Alıntılanan metin >>
_____

İNTERNETTEN HOŞLANMAZDI

Fakat internetten pek hoşlanmazdı, Sinan Çetin'le birlikte çalıştığı ve senaryo yazdığı döneme kadar ustamın önünde bilgisayar bir defa dahi görmedim, hikayelerinde uzay gemilerine, teknolojik unsurlara fazlasıyla önem veren ustam kişisel hayatında bilgisayarlardan pek hoşlanmazdı, interneti sevmediğini, orada varlık göstermek istemediğini söylerdi. Hatta, kendisine cep numarasından telefon açmadan önce ilk olarak SMS gönderip kendimizi tanıtmamızı ve az sonra arayacak şu numaranın bize ait olduğunu belirtmemizi isterdi, ''Galip ağabey, ben Şıvan, 2dk sonra sizi bu numaradan arayacağım'' yazmazsam eğer o telefon açılmazdı, açmazdı. Yine de telefon konusunda daha sık görüştüğü insanlara bu kadar ''eziyet'' etmediğini tahmin ederim.

1 Mayıs 2017 günü Londra'ya uçarken yolda ''hass..tir!'' diyorum kendi kendime, Galip Tekin'le son bir kez görüşmemiş olmamın sıkıntısı yol boyunca içimi kaplıyor, ülkemi terk ederken ailemle de son bir kez görüşmedim, fakat ustam vaktinde bana öyle bir şey vermişti ki, o günden sonra tüm hayatım o hediyenin ışığında biçimlendi, o bana her zaman ''ben bir şey yapmadım, sen kendin başardın'' dese de, kendimi borçlu hissediyorum. Gitmeden önce görüşseydim eğer, Türkiye'den ayrılacak olmama kızacağını tahmin ederim.

_____

Alıştırma koşulları >>
1. Galip Tekin'i anlatan metinde "Fakat internetten pek" sözlerinden "etmediğini tahmin ederim." sözlerine kadar olan kısmı hiç değiştirmeden tekrarlayın.
2. Galip Tekin'i anlatan metni son cümlesinden sonra kaldığı yerden alıp sürdürün.

Sağlanan bilgiler >>
_____

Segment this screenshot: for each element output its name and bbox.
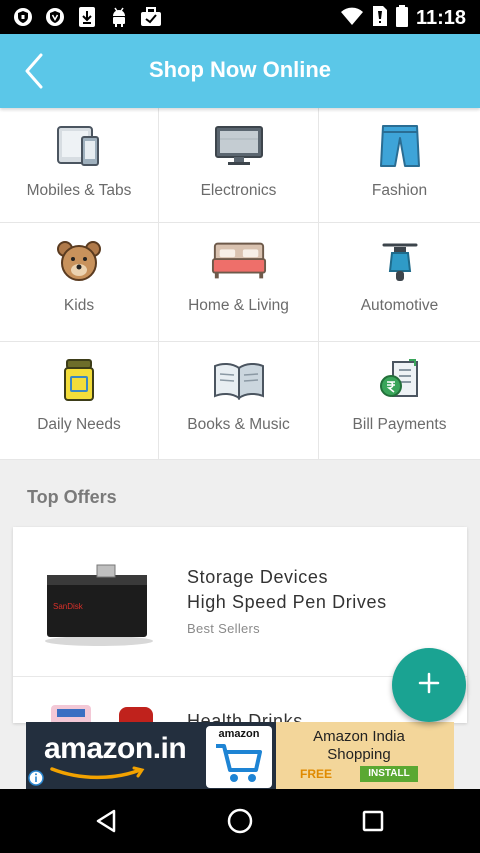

_____

Beklenen yanıtlar >>
1.
Fakat internetten pek hoşlanmazdı, Sinan Çetin'le birlikte çalıştığı ve senaryo yazdığı döneme kadar ustamın önünde bilgisayar bir defa dahi görmedim, hikayelerinde uzay gemilerine, teknolojik unsurlara fazlasıyla önem veren ustam kişisel hayatında bilgisayarlardan pek hoşlanmazdı, interneti sevmediğini, orada varlık göstermek istemediğini söylerdi. Hatta, kendisine cep numarasından telefon açmadan önce ilk olarak SMS gönderip kendimizi tanıtmamızı ve az sonra arayacak şu numaranın bize ait olduğunu belirtmemizi isterdi, ''Galip ağabey, ben Şıvan, 2dk sonra sizi bu numaradan arayacağım'' yazmazsam eğer o telefon açılmazdı, açmazdı. Yine de telefon konusunda daha sık görüştüğü insanlara bu kadar ''eziyet'' etmediğini tahmin ederim.

2.
Son yıllarda ziyadesiyle değişmiş, mülayim bir karaktere dönüşmüştü ustam, ancak bir zamanlar Nietzsche'nin ''kendini yakan kor alevi'' gibi, hem kendisini hem düştüğü yeri yakardı, gel-gitli bir kafası vardı, yanlış bir an denk gelirseniz sizi epey tersler ve zorlardı, fakat keyfi yerindeyse size çok şey katardı. Son yıllarda, bilhassa ''cinayet'' suçlaması ile girdiği hapisten çıktıktan sonra, iyice sakin ve mülayim bir karakter kazanmıştı.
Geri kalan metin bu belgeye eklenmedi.